** Start Dataset **
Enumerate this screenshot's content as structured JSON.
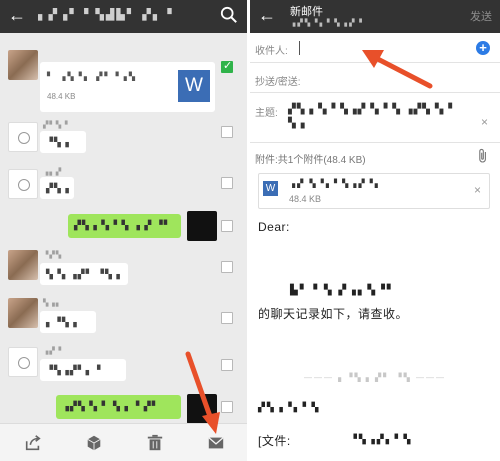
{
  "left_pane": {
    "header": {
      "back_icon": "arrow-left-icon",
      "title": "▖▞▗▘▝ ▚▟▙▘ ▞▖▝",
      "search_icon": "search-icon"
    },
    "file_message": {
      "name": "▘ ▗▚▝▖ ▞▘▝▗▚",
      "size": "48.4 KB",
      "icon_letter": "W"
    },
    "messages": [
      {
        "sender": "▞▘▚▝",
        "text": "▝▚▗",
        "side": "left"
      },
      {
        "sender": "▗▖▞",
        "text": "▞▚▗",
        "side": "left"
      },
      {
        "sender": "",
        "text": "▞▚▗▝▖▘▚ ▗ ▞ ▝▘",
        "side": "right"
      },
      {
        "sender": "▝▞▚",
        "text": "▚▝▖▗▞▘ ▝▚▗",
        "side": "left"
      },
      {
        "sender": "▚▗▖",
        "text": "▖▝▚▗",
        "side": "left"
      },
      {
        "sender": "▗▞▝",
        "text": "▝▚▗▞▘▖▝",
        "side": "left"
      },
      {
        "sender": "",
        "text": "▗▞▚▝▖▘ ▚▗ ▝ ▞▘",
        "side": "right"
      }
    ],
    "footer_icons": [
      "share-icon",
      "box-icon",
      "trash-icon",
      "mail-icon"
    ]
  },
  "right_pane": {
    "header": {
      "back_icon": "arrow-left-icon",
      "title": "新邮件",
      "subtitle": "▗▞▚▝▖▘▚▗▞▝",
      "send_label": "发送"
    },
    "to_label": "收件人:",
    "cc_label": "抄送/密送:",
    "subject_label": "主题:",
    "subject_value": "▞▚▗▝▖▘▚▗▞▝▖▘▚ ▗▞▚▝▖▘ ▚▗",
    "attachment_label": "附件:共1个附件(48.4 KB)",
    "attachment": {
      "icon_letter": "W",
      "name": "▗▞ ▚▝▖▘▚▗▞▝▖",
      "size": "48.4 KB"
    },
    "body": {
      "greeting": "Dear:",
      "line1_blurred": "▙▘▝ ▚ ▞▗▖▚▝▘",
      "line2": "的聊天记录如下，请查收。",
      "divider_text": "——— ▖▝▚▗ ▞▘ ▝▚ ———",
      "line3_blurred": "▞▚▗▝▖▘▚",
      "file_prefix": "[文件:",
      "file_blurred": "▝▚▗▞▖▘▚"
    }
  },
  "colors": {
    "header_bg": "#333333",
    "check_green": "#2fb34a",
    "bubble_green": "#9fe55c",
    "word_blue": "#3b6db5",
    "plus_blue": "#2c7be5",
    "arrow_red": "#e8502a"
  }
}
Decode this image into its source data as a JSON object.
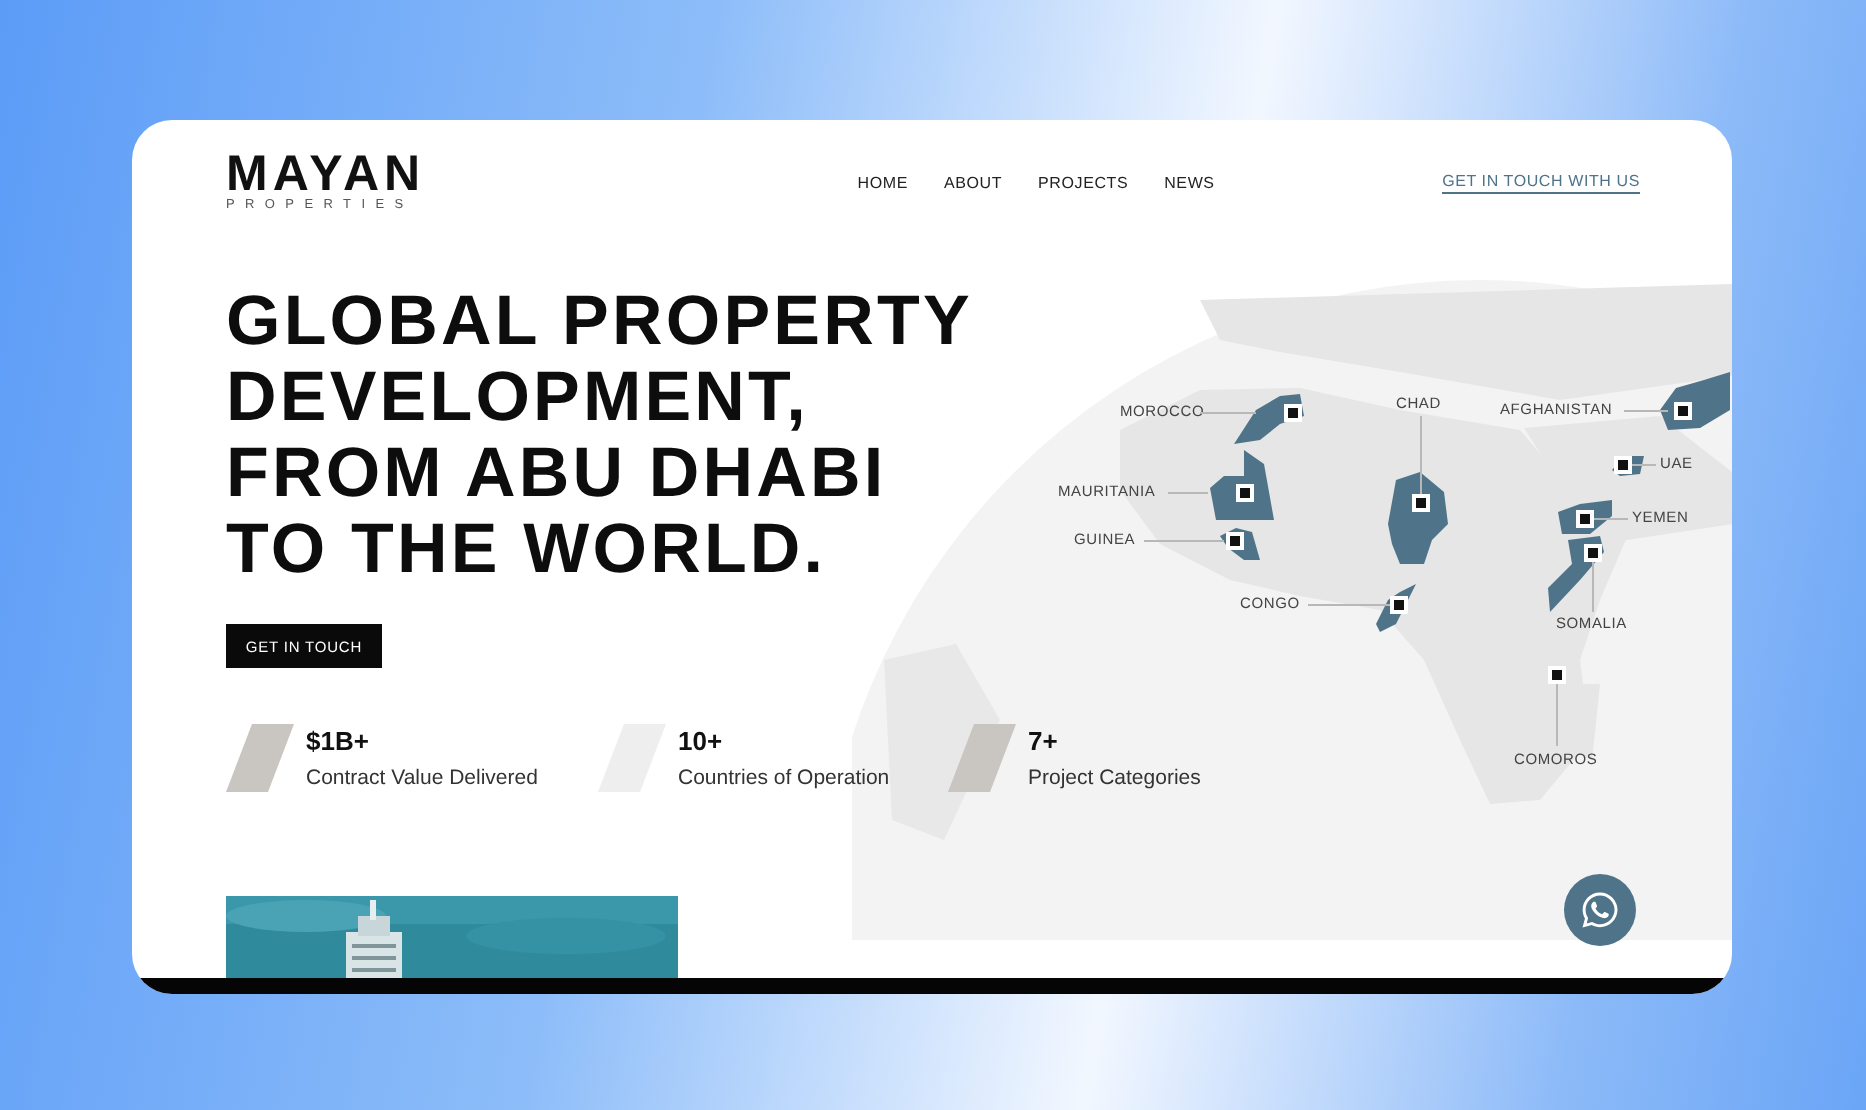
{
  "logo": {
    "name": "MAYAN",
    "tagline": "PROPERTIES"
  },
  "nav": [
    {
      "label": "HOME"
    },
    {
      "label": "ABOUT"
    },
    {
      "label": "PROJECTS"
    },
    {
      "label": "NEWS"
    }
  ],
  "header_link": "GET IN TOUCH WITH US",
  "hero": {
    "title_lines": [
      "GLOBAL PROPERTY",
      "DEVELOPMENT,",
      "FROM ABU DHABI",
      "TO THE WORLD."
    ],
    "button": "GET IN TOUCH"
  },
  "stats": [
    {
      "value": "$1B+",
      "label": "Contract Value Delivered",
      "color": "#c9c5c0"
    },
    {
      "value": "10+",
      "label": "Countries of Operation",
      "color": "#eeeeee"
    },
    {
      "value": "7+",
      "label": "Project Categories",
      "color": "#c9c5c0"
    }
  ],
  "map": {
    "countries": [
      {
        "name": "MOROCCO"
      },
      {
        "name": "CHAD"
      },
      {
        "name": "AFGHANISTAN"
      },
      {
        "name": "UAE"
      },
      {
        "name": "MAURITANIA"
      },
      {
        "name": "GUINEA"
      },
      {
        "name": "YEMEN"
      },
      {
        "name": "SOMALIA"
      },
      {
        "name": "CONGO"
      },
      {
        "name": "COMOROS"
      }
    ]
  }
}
** End Dataset **
### To do:
Each line of the data is to be duplicated exactly; pictures stay out of the copy.

### Written solution:
Enumerate this screenshot's content as structured JSON.
{
  "left_pane": {
    "header": {
      "back_icon": "arrow-left-icon",
      "title": "▖▞▗▘▝ ▚▟▙▘ ▞▖▝",
      "search_icon": "search-icon"
    },
    "file_message": {
      "name": "▘ ▗▚▝▖ ▞▘▝▗▚",
      "size": "48.4 KB",
      "icon_letter": "W"
    },
    "messages": [
      {
        "sender": "▞▘▚▝",
        "text": "▝▚▗",
        "side": "left"
      },
      {
        "sender": "▗▖▞",
        "text": "▞▚▗",
        "side": "left"
      },
      {
        "sender": "",
        "text": "▞▚▗▝▖▘▚ ▗ ▞ ▝▘",
        "side": "right"
      },
      {
        "sender": "▝▞▚",
        "text": "▚▝▖▗▞▘ ▝▚▗",
        "side": "left"
      },
      {
        "sender": "▚▗▖",
        "text": "▖▝▚▗",
        "side": "left"
      },
      {
        "sender": "▗▞▝",
        "text": "▝▚▗▞▘▖▝",
        "side": "left"
      },
      {
        "sender": "",
        "text": "▗▞▚▝▖▘ ▚▗ ▝ ▞▘",
        "side": "right"
      }
    ],
    "footer_icons": [
      "share-icon",
      "box-icon",
      "trash-icon",
      "mail-icon"
    ]
  },
  "right_pane": {
    "header": {
      "back_icon": "arrow-left-icon",
      "title": "新邮件",
      "subtitle": "▗▞▚▝▖▘▚▗▞▝",
      "send_label": "发送"
    },
    "to_label": "收件人:",
    "cc_label": "抄送/密送:",
    "subject_label": "主题:",
    "subject_value": "▞▚▗▝▖▘▚▗▞▝▖▘▚ ▗▞▚▝▖▘ ▚▗",
    "attachment_label": "附件:共1个附件(48.4 KB)",
    "attachment": {
      "icon_letter": "W",
      "name": "▗▞ ▚▝▖▘▚▗▞▝▖",
      "size": "48.4 KB"
    },
    "body": {
      "greeting": "Dear:",
      "line1_blurred": "▙▘▝ ▚ ▞▗▖▚▝▘",
      "line2": "的聊天记录如下，请查收。",
      "divider_text": "——— ▖▝▚▗ ▞▘ ▝▚ ———",
      "line3_blurred": "▞▚▗▝▖▘▚",
      "file_prefix": "[文件:",
      "file_blurred": "▝▚▗▞▖▘▚"
    }
  },
  "colors": {
    "header_bg": "#333333",
    "check_green": "#2fb34a",
    "bubble_green": "#9fe55c",
    "word_blue": "#3b6db5",
    "plus_blue": "#2c7be5",
    "arrow_red": "#e8502a"
  }
}
Decode this image into its source data as a JSON object.
{
  "logo": {
    "name": "MAYAN",
    "tagline": "PROPERTIES"
  },
  "nav": [
    {
      "label": "HOME"
    },
    {
      "label": "ABOUT"
    },
    {
      "label": "PROJECTS"
    },
    {
      "label": "NEWS"
    }
  ],
  "header_link": "GET IN TOUCH WITH US",
  "hero": {
    "title_lines": [
      "GLOBAL PROPERTY",
      "DEVELOPMENT,",
      "FROM ABU DHABI",
      "TO THE WORLD."
    ],
    "button": "GET IN TOUCH"
  },
  "stats": [
    {
      "value": "$1B+",
      "label": "Contract Value Delivered",
      "color": "#c9c5c0"
    },
    {
      "value": "10+",
      "label": "Countries of Operation",
      "color": "#eeeeee"
    },
    {
      "value": "7+",
      "label": "Project Categories",
      "color": "#c9c5c0"
    }
  ],
  "map": {
    "countries": [
      {
        "name": "MOROCCO"
      },
      {
        "name": "CHAD"
      },
      {
        "name": "AFGHANISTAN"
      },
      {
        "name": "UAE"
      },
      {
        "name": "MAURITANIA"
      },
      {
        "name": "GUINEA"
      },
      {
        "name": "YEMEN"
      },
      {
        "name": "SOMALIA"
      },
      {
        "name": "CONGO"
      },
      {
        "name": "COMOROS"
      }
    ]
  }
}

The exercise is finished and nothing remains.